Instructions for the task
Reproduce all of the material exactly as shown.

Supplied data
□ □ □ □ □
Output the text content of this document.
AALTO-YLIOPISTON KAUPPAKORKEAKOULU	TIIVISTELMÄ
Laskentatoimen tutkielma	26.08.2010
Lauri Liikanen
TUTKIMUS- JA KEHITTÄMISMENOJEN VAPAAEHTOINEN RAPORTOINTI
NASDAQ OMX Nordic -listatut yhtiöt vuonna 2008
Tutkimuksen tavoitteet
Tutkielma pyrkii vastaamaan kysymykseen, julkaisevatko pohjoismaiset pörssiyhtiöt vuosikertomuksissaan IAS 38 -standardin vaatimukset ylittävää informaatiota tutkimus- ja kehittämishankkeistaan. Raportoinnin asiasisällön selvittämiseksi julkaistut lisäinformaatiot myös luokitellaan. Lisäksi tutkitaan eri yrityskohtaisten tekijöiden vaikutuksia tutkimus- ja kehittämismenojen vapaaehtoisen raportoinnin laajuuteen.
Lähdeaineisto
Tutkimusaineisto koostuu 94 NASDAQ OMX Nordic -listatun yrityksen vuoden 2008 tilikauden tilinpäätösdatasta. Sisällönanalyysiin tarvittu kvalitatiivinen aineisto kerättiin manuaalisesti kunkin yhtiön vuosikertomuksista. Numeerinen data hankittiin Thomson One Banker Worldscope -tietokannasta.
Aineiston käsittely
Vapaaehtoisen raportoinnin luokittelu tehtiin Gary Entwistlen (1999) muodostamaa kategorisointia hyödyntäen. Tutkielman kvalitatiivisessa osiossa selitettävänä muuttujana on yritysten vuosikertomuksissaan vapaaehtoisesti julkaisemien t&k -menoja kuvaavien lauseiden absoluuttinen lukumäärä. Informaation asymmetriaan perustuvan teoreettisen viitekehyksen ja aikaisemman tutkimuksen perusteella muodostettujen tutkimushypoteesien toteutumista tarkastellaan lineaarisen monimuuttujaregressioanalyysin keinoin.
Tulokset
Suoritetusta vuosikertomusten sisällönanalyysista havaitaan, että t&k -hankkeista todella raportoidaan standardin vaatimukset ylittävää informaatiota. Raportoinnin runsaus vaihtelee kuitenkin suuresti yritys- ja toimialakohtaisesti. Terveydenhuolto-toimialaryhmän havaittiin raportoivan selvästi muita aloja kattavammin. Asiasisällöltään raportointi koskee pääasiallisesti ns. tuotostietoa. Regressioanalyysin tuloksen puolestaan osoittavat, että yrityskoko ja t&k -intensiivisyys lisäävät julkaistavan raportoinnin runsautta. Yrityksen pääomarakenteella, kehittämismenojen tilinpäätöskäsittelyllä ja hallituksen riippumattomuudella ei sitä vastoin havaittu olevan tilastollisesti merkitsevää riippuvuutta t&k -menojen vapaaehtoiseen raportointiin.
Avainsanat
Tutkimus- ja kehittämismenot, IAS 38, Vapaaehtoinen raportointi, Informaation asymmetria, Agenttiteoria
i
□ □ □ □ □
Output
Output the text content of this document.
AALTO-YLIOPISTON KAUPPAKORKEAKOULU	TIIVISTELMÄ
Laskentatoimen tutkielma	26.08.2010
Lauri Liikanen
TUTKIMUS- JA KEHITTÄMISMENOJEN VAPAAEHTOINEN RAPORTOINTI
NASDAQ OMX Nordic -listatut yhtiöt vuonna 2008
Tutkimuksen tavoitteet
Tutkielma pyrkii vastaamaan kysymykseen, julkaisevatko pohjoismaiset pörssiyhtiöt vuosikertomuksissaan IAS 38 -standardin vaatimukset ylittävää informaatiota tutkimus- ja kehittämishankkeistaan. Raportoinnin asiasisällön selvittämiseksi julkaistut lisäinformaatiot myös luokitellaan. Lisäksi tutkitaan eri yrityskohtaisten tekijöiden vaikutuksia tutkimus- ja kehittämismenojen vapaaehtoisen raportoinnin laajuuteen.
Lähdeaineisto
Tutkimusaineisto koostuu 94 NASDAQ OMX Nordic -listatun yrityksen vuoden 2008 tilikauden tilinpäätösdatasta. Sisällönanalyysiin tarvittu kvalitatiivinen aineisto kerättiin manuaalisesti kunkin yhtiön vuosikertomuksista. Numeerinen data hankittiin Thomson One Banker Worldscope -tietokannasta.
Aineiston käsittely
Vapaaehtoisen raportoinnin luokittelu tehtiin Gary Entwistlen (1999) muodostamaa kategorisointia hyödyntäen. Tutkielman kvalitatiivisessa osiossa selitettävänä muuttujana on yritysten vuosikertomuksissaan vapaaehtoisesti julkaisemien t&k -menoja kuvaavien lauseiden absoluuttinen lukumäärä. Informaation asymmetriaan perustuvan teoreettisen viitekehyksen ja aikaisemman tutkimuksen perusteella muodostettujen tutkimushypoteesien toteutumista tarkastellaan lineaarisen monimuuttujaregressioanalyysin keinoin.
Tulokset
Suoritetusta vuosikertomusten sisällönanalyysista havaitaan, että t&k -hankkeista todella raportoidaan standardin vaatimukset ylittävää informaatiota. Raportoinnin runsaus vaihtelee kuitenkin suuresti yritys- ja toimialakohtaisesti. Terveydenhuolto-toimialaryhmän havaittiin raportoivan selvästi muita aloja kattavammin. Asiasisällöltään raportointi koskee pääasiallisesti ns. tuotostietoa. Regressioanalyysin tuloksen puolestaan osoittavat, että yrityskoko ja t&k -intensiivisyys lisäävät julkaistavan raportoinnin runsautta. Yrityksen pääomarakenteella, kehittämismenojen tilinpäätöskäsittelyllä ja hallituksen riippumattomuudella ei sitä vastoin havaittu olevan tilastollisesti merkitsevää riippuvuutta t&k -menojen vapaaehtoiseen raportointiin.
Avainsanat
Tutkimus- ja kehittämismenot, IAS 38, Vapaaehtoinen raportointi, Informaation asymmetria, Agenttiteoria
i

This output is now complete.